**PROBLEM DETAILS**
Scan the lines below; pull out those with "challenges".
-- START OF DATA LINES --
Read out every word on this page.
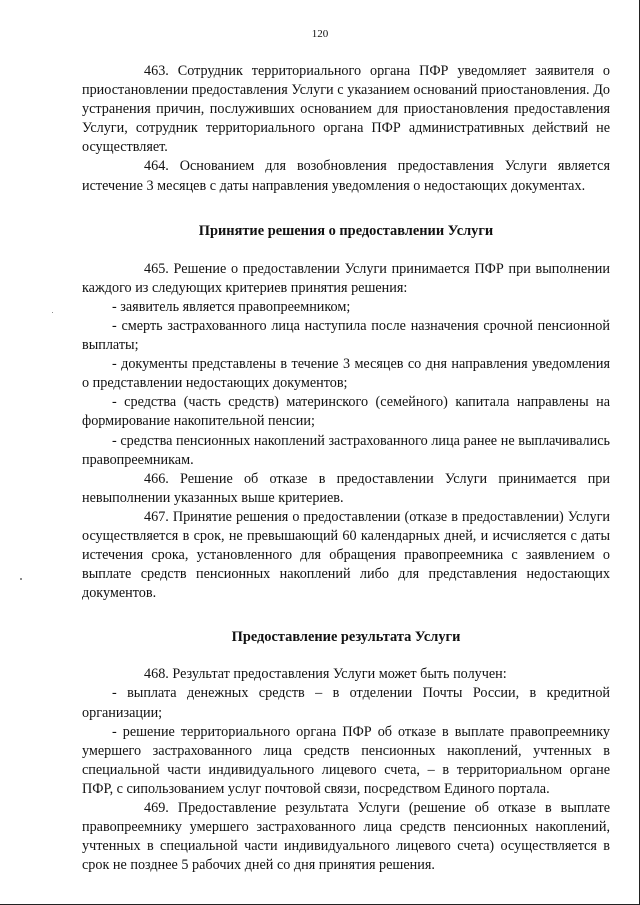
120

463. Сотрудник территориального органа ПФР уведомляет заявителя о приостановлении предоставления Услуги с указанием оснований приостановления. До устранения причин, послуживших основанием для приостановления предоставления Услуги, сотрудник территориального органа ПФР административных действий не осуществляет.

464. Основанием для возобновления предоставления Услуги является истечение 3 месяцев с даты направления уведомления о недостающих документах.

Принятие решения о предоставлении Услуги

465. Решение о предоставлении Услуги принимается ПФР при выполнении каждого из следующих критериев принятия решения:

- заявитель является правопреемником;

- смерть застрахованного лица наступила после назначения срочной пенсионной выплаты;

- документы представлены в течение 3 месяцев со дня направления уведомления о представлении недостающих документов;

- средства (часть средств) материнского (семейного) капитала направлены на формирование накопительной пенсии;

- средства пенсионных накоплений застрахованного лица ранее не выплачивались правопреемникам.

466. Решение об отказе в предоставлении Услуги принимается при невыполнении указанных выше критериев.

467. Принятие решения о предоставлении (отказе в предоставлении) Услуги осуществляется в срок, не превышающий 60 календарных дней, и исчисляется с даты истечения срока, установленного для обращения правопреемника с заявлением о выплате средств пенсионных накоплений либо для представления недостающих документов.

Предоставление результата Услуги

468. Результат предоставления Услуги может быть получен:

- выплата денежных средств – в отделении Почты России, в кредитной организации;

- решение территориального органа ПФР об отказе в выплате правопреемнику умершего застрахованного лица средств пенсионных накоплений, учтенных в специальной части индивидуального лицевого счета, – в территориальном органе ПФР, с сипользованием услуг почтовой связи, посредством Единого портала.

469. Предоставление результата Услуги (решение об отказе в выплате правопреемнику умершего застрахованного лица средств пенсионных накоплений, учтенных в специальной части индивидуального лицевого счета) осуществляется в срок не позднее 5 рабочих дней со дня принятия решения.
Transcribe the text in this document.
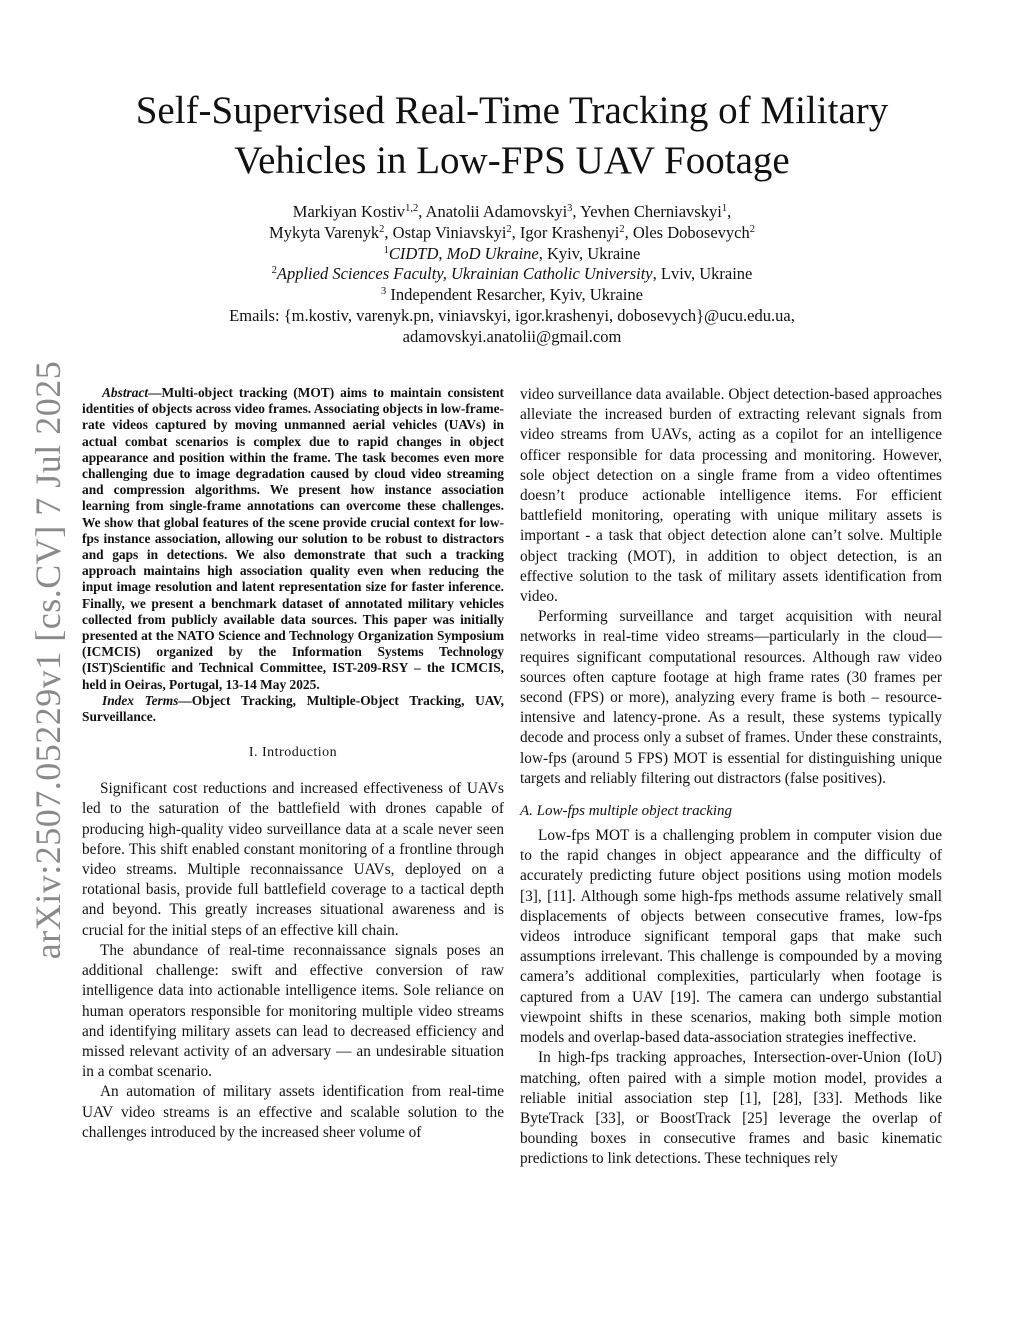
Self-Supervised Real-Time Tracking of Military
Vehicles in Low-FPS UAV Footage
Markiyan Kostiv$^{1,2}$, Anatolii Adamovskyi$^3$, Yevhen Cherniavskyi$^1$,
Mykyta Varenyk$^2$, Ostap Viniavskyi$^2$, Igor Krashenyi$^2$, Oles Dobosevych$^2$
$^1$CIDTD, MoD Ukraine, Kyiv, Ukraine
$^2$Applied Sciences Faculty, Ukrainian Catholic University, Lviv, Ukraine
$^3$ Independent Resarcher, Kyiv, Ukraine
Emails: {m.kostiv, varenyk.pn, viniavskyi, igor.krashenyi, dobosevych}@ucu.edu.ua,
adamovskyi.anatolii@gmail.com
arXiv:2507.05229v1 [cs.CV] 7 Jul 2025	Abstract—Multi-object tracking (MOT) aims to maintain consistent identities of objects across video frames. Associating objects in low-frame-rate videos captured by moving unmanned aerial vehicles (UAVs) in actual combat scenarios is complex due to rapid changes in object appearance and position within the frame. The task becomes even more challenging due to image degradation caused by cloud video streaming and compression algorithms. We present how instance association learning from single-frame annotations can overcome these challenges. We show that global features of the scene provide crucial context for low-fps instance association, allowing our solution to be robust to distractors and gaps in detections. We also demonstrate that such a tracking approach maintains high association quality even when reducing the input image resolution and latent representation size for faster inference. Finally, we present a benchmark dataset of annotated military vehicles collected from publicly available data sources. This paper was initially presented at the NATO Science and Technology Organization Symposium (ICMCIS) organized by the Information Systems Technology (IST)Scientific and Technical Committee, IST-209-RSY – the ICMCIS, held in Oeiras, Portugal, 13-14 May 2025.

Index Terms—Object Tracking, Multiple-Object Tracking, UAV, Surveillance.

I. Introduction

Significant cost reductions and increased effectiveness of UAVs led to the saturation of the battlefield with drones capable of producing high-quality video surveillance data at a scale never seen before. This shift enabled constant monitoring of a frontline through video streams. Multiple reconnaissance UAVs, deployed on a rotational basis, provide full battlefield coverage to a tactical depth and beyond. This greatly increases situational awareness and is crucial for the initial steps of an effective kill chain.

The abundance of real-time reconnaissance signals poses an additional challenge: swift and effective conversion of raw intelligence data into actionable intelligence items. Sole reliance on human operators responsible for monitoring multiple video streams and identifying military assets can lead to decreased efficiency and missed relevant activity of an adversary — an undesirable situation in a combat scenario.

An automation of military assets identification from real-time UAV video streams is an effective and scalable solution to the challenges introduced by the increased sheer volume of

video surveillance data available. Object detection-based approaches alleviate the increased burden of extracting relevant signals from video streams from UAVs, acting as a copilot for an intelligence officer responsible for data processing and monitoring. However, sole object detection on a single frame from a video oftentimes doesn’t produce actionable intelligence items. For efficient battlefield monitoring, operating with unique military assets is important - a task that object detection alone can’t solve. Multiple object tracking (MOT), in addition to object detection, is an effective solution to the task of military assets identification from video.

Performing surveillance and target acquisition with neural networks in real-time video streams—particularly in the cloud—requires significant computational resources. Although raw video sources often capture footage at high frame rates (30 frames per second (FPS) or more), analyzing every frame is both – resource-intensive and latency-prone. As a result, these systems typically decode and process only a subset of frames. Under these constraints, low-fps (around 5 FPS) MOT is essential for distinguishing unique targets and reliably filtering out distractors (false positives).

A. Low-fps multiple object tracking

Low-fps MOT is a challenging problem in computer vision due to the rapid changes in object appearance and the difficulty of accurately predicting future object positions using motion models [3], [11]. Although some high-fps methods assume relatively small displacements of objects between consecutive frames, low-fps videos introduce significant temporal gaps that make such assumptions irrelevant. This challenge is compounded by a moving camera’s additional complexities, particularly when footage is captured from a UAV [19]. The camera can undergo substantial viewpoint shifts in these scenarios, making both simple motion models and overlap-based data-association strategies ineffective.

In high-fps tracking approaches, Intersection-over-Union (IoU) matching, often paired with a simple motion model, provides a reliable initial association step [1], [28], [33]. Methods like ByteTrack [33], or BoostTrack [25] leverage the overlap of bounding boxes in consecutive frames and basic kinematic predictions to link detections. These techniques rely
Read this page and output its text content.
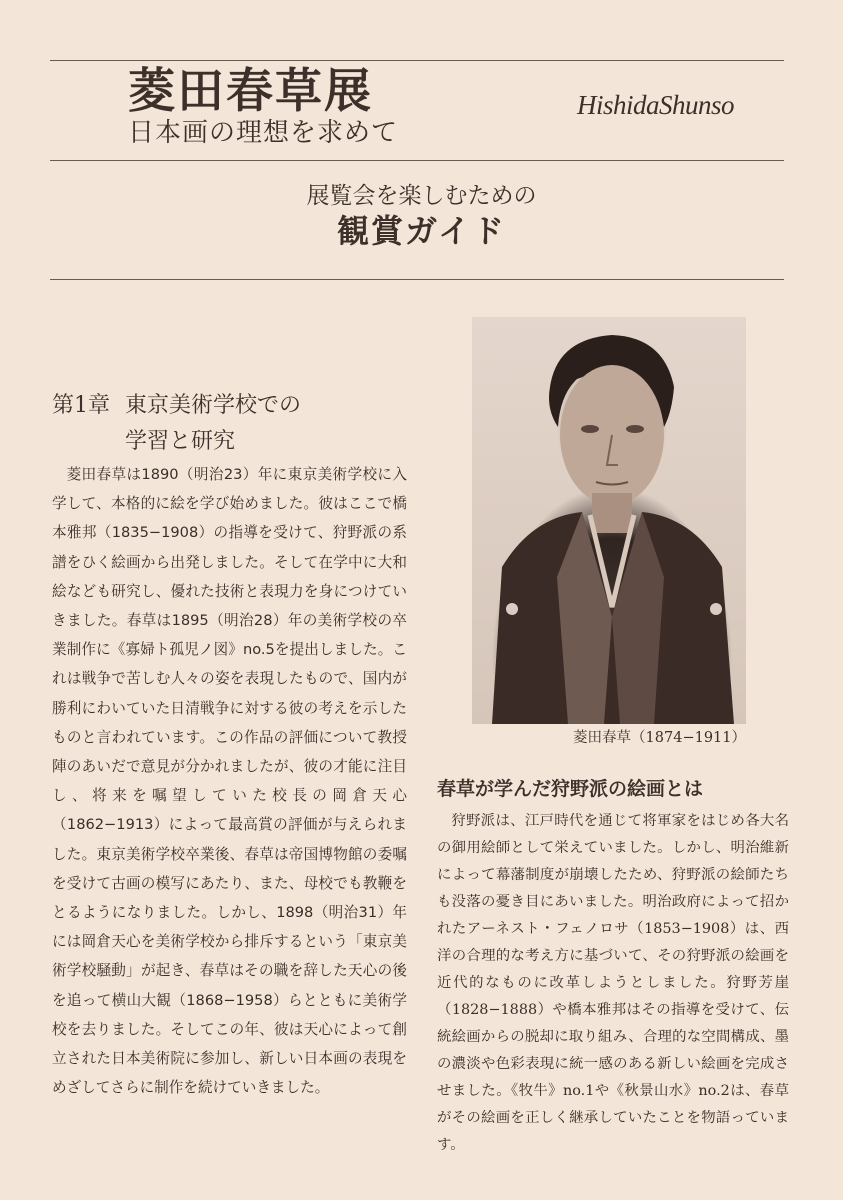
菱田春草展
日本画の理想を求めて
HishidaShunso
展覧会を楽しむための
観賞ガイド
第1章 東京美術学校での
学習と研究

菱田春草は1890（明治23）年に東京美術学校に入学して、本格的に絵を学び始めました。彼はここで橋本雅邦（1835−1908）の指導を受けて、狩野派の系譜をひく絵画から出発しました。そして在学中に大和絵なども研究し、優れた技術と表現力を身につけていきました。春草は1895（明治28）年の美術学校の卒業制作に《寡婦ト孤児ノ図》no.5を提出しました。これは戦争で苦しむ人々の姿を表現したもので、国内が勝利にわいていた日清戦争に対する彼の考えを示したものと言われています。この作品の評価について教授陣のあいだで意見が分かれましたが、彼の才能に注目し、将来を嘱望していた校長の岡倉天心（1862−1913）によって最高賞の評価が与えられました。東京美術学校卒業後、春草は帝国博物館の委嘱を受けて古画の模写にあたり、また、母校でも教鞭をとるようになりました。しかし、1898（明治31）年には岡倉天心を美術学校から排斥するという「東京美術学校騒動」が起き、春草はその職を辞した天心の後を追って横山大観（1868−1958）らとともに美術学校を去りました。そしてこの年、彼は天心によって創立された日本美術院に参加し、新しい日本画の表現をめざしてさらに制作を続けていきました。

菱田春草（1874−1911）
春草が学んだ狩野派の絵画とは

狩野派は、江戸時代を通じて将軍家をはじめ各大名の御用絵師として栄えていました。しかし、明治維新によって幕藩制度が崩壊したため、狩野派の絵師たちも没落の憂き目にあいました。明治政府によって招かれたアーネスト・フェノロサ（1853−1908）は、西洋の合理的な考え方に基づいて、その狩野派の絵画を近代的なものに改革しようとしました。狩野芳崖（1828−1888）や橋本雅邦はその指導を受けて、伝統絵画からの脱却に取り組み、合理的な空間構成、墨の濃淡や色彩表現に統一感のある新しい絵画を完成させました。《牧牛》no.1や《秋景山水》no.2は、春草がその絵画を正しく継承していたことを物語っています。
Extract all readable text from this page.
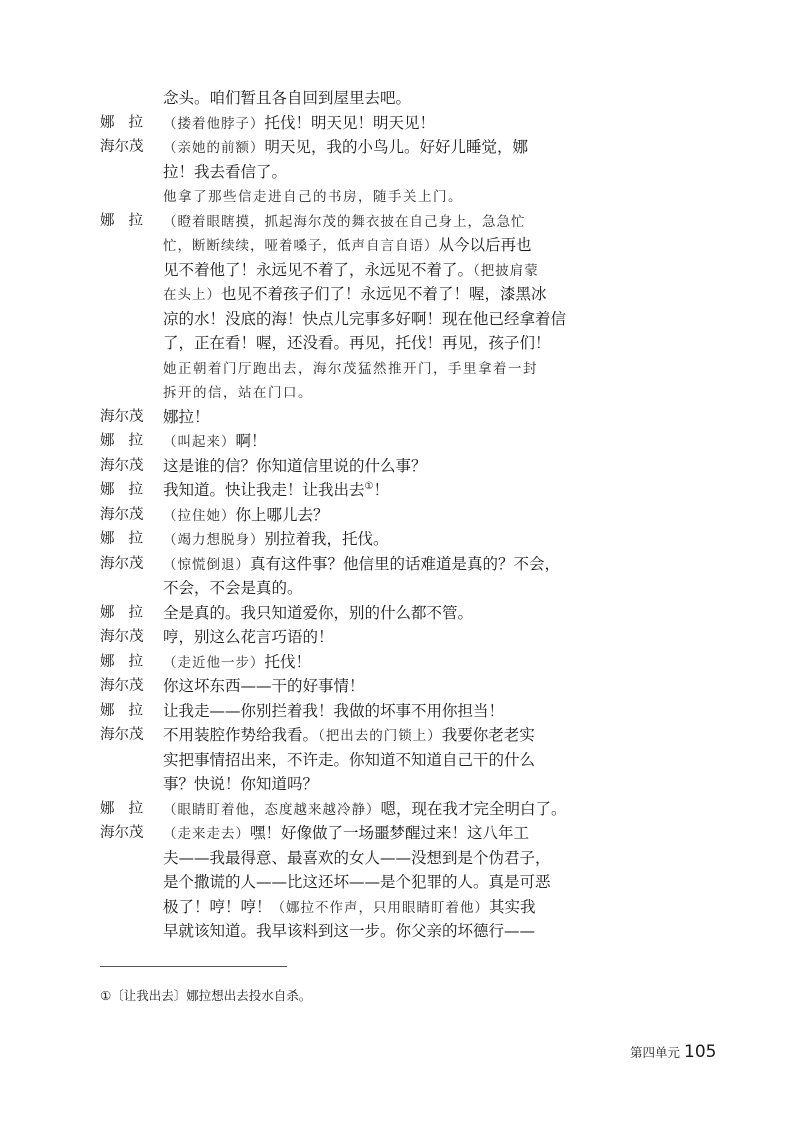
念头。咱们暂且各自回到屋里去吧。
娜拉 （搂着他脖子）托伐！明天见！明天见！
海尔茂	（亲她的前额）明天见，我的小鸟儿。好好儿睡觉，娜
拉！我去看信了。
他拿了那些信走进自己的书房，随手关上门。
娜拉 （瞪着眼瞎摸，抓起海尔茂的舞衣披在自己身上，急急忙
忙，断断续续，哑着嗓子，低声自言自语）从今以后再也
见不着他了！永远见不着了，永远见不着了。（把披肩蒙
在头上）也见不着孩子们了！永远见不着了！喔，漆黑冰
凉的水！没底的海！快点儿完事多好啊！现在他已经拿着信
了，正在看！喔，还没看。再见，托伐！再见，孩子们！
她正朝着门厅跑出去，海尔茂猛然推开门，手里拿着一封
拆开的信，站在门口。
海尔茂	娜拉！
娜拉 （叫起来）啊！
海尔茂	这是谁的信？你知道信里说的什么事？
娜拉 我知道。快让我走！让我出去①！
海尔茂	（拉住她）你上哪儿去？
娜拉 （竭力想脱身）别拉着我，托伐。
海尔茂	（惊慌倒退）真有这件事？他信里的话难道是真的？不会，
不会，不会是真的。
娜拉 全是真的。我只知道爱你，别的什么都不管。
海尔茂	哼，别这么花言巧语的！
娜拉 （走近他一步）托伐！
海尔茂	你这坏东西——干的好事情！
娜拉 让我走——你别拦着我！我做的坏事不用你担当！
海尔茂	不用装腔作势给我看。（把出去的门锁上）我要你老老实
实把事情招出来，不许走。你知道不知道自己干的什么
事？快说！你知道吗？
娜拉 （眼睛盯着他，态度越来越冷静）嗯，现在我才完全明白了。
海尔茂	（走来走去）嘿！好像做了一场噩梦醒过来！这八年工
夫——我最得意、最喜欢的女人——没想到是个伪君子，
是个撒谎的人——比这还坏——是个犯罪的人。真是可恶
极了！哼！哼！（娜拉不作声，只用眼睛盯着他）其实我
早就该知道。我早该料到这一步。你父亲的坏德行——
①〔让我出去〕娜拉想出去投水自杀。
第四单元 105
-- END OF DATA LINES --
**WORKED ANSWER**
arXiv:2507.05229v1 [cs.CV] 7 Jul 2025	Abstract—Multi-object tracking (MOT) aims to maintain consistent identities of objects across video frames. Associating objects in low-frame-rate videos captured by moving unmanned aerial vehicles (UAVs) in actual combat scenarios is complex due to rapid changes in object appearance and position within the frame. The task becomes even more challenging due to image degradation caused by cloud video streaming and compression algorithms. We present how instance association learning from single-frame annotations can overcome these challenges. We show that global features of the scene provide crucial context for low-fps instance association, allowing our solution to be robust to distractors and gaps in detections. We also demonstrate that such a tracking approach maintains high association quality even when reducing the input image resolution and latent representation size for faster inference. Finally, we present a benchmark dataset of annotated military vehicles collected from publicly available data sources. This paper was initially presented at the NATO Science and Technology Organization Symposium (ICMCIS) organized by the Information Systems Technology (IST)Scientific and Technical Committee, IST-209-RSY – the ICMCIS, held in Oeiras, Portugal, 13-14 May 2025.
An automation of military assets identification from real-time UAV video streams is an effective and scalable solution to the challenges introduced by the increased sheer volume of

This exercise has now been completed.